Irgendwie mag er keine Tabellen mit Unterstrich im Name, alle anderen Tabellen funktionieren einwandfrei.
Habe schon google befragt, aber kam garnix bei rum.

Hat jemand ne Idee, wie man das lösen könnte?
Hab schon versucht, den Tabellennamen in Hochkommas etc. zu setzen, aber ohne Erfolg.

Die Datei umbenennen geht auch nicht, da (quasi wie bei Javaklassen) die beinhaltende Tabelle genauso heissen muss wie der Dateiname.

Bin über jede Idee dankbar.

mfg Verjigorm


----------



## Gelöschtes Mitglied 5909 (8. Sep 2008)

ich hab zwar ka von superbase, aber anscheinend findet er die Dateien nicht in der die DB persistiert

[Superbase ODBC Driver]Can't open this file


----------



## Verjigorm (9. Sep 2008)

Das ist mir auch klar, die Frage ist nur, wie man das Problem behebt


----------



## Gast (11. Sep 2008)

Aus welchem Jahr stammt diese Superbase-Datenbank?


----------



## Verjigorm (11. Sep 2008)

1994 aufwärts

Der Unterstrich ist in SQL ne Wildcard, deswegen macht er Probleme, er lässt sich aber weder mit Hochkommata, Backticks oder \ maskieren, jedenfalls nicht im ODBC-Treiber.

Eine Lösung ist, dass man alle Dateien, die mit der .sbf verbunden sind lokalisiert und alle umbennent, dann funktioniert es.
Ist halt nen toller Aufwand, immer mehrere MB-große Dateien umzukopieren


----------



## geraldf (11. Sep 2008)

Der Unterstrich ist in SQL nur innerhalb von Strings eine Wildcard.

Beim Umbenennen von Dateien wird nichts kopiert.

Beste Grüße
Gerald


----------



## geraldf (11. Sep 2008)

Nachtrag:

Vielleicht wäre es auch sinnvoll, über eine Migration nachzudenken.

▸ Zielsetzung 1
Fasse den Textabschnitt über das Problem mit Superbase-Tabellen in zwei Sätzen zusammen.

▸ Zu bearbeitende Datensätze

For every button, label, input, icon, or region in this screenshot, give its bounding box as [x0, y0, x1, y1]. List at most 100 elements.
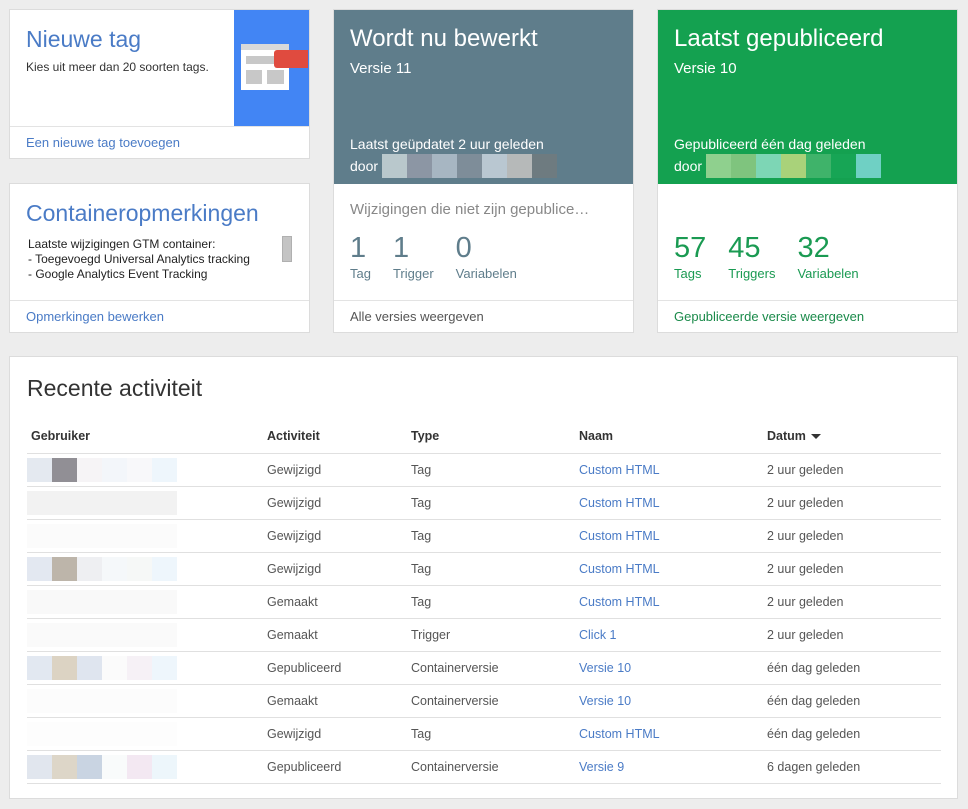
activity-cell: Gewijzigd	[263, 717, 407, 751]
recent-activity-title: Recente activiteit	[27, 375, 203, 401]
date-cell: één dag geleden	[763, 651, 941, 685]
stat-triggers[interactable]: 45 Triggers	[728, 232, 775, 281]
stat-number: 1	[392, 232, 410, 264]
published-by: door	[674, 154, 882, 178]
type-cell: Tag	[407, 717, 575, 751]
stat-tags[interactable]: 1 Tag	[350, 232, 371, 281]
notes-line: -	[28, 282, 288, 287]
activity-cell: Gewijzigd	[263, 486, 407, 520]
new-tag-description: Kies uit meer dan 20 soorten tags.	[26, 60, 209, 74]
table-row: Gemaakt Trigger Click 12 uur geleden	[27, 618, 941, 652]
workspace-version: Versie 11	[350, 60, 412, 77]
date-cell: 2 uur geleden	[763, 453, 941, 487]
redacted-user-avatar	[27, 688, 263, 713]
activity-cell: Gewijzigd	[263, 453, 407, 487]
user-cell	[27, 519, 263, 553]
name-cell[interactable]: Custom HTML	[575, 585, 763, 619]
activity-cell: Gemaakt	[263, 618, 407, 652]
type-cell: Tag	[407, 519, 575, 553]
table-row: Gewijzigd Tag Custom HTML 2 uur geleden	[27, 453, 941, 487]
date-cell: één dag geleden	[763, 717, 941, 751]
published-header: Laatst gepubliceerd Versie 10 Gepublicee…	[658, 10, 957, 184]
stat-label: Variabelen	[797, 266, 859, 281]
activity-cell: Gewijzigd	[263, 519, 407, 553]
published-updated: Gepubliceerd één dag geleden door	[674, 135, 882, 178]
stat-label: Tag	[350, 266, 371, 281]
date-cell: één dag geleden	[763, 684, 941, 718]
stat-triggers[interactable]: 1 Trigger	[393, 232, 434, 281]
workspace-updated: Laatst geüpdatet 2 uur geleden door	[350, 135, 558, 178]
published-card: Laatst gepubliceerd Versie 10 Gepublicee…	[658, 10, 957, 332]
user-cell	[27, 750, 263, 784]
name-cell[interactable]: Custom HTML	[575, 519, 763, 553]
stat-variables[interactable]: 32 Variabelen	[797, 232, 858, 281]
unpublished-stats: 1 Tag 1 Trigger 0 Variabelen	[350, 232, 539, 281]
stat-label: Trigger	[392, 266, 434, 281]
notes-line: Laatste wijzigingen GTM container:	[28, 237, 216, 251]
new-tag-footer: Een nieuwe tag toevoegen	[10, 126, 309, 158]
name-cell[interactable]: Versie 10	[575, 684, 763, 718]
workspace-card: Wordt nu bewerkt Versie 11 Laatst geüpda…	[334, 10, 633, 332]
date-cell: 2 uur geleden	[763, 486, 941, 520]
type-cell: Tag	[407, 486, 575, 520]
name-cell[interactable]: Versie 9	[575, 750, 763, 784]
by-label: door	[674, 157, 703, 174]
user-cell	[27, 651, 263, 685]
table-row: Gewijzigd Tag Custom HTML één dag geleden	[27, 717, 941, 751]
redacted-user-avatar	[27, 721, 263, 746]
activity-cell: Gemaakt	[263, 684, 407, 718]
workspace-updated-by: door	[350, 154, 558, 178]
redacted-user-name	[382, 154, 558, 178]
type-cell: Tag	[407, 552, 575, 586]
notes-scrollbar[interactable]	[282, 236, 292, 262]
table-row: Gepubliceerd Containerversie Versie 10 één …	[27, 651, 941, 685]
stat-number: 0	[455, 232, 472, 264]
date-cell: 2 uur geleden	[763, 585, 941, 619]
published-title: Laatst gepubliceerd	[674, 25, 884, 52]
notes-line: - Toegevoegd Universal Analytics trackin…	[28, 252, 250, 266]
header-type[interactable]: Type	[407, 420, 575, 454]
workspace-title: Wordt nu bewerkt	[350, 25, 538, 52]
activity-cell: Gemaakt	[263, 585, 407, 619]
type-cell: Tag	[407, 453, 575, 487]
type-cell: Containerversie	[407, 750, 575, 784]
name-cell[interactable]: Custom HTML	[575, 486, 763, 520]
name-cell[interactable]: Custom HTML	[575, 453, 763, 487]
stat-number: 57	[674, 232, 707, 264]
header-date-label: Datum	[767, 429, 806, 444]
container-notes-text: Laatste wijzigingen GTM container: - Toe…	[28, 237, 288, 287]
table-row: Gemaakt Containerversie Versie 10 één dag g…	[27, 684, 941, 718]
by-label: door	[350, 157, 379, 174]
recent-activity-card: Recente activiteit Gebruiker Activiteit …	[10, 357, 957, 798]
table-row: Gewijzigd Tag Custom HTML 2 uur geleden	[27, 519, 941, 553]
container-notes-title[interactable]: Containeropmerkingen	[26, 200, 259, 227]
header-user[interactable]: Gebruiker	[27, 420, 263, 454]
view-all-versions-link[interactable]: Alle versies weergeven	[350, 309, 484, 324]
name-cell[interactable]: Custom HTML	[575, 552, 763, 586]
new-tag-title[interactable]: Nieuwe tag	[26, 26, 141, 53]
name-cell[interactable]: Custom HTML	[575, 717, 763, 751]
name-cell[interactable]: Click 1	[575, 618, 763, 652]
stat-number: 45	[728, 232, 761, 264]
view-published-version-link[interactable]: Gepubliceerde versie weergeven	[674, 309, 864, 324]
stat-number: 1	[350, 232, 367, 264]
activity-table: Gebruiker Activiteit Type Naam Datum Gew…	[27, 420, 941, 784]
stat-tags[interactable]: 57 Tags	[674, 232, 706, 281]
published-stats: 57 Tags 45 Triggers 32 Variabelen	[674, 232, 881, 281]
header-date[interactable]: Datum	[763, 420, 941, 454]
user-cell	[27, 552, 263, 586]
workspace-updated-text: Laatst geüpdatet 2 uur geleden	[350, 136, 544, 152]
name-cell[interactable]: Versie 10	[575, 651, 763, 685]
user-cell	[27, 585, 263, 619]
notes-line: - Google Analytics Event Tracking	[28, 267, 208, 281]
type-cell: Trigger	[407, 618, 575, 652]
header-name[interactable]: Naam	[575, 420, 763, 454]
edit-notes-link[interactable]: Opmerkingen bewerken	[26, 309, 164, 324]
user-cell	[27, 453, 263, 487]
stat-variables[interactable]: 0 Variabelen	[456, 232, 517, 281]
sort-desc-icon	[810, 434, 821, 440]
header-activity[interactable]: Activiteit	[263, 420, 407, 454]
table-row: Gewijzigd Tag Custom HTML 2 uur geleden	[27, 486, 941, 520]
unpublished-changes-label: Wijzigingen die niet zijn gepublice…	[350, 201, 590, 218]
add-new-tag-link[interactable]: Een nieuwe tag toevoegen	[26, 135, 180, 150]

▸ Zielsetzung 2
Gib aus den Datensätzen den Abschnitt von der Zeile mit "717, 407, 751]" bis einschließlich der Zeile mit "282, 288, 287]" unverändert wieder.

▸ Lösung der Aufgabe 1
Tabellen mit Unterstrich im Namen funktionieren in einer Superbase-Datenbank nicht, und weder Hochkommas halfen noch war ein Umbenennen der Datei möglich, weil die Tabelle genauso heißen muss wie der Dateiname. Als Lösung wird genannt, alle mit der .sbf verbundenen Dateien zu lokalisieren und umzubenennen, worauf ein anderer Teilnehmer erwidert, dass der Unterstrich in SQL nur innerhalb von Strings eine Wildcard ist, beim Umbenennen nichts kopiert wird und eine Migration sinnvoll sein könnte.

▸ Lösung der Aufgabe 2
activity-cell: Gewijzigd	[263, 717, 407, 751]
recent-activity-title: Recente activiteit	[27, 375, 203, 401]
date-cell: één dag geleden	[763, 651, 941, 685]
stat-triggers[interactable]: 45 Triggers	[728, 232, 775, 281]
stat-number: 1	[392, 232, 410, 264]
published-by: door	[674, 154, 882, 178]
type-cell: Tag	[407, 717, 575, 751]
stat-tags[interactable]: 1 Tag	[350, 232, 371, 281]
notes-line: -	[28, 282, 288, 287]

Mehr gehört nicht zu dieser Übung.